Can you reproduce the data beneath, keeping every line exact?

Provided information:

__________

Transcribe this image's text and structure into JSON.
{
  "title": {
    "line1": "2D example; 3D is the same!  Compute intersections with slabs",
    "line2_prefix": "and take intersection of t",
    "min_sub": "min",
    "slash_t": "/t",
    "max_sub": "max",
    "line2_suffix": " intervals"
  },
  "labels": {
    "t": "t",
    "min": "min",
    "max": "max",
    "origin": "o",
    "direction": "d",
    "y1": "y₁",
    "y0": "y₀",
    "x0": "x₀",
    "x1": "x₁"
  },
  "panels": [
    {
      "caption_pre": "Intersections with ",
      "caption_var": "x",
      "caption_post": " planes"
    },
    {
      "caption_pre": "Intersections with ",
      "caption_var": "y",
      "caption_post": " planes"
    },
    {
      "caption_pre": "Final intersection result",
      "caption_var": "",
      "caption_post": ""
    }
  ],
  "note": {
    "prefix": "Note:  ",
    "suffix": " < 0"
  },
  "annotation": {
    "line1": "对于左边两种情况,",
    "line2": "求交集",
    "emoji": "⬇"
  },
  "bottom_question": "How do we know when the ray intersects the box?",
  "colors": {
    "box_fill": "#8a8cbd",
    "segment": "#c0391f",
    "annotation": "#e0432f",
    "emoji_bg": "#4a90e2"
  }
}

__________

Task result:
Transcribe this image's text and structure into JSON.
{
  "title": {
    "line1": "2D example; 3D is the same!  Compute intersections with slabs",
    "line2_prefix": "and take intersection of t",
    "min_sub": "min",
    "slash_t": "/t",
    "max_sub": "max",
    "line2_suffix": " intervals"
  },
  "labels": {
    "t": "t",
    "min": "min",
    "max": "max",
    "origin": "o",
    "direction": "d",
    "y1": "y₁",
    "y0": "y₀",
    "x0": "x₀",
    "x1": "x₁"
  },
  "panels": [
    {
      "caption_pre": "Intersections with ",
      "caption_var": "x",
      "caption_post": " planes"
    },
    {
      "caption_pre": "Intersections with ",
      "caption_var": "y",
      "caption_post": " planes"
    },
    {
      "caption_pre": "Final intersection result",
      "caption_var": "",
      "caption_post": ""
    }
  ],
  "note": {
    "prefix": "Note:  ",
    "suffix": " < 0"
  },
  "annotation": {
    "line1": "对于左边两种情况,",
    "line2": "求交集",
    "emoji": "⬇"
  },
  "bottom_question": "How do we know when the ray intersects the box?",
  "colors": {
    "box_fill": "#8a8cbd",
    "segment": "#c0391f",
    "annotation": "#e0432f",
    "emoji_bg": "#4a90e2"
  }
}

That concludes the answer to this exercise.